(Saved entries)
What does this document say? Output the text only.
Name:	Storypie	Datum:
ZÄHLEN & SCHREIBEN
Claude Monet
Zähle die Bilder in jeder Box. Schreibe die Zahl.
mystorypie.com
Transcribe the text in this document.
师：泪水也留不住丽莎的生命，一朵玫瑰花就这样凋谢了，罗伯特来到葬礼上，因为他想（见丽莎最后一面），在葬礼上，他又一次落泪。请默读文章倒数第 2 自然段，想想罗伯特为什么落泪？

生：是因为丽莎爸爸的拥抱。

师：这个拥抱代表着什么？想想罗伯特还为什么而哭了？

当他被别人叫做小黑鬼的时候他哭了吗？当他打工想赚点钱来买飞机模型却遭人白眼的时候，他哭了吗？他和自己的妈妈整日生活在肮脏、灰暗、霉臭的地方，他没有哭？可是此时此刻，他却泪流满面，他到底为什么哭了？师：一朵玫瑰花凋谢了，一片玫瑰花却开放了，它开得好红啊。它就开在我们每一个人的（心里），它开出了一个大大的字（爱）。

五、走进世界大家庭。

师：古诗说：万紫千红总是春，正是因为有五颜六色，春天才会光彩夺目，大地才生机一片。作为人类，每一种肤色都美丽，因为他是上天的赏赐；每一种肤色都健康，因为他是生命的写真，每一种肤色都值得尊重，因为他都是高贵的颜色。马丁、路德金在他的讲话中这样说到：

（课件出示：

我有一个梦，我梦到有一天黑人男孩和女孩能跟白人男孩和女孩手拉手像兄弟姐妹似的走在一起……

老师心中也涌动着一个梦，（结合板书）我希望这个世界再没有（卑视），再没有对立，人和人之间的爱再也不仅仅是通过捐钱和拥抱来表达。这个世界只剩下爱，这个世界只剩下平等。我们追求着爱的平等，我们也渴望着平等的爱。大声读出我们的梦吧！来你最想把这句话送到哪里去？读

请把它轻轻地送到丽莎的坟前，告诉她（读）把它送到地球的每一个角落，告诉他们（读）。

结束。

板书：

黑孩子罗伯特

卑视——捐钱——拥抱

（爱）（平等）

» **What needs to be done**:
In the records above, how many lines contain the word "text"? Give the number alone.

» **Expected output**:
2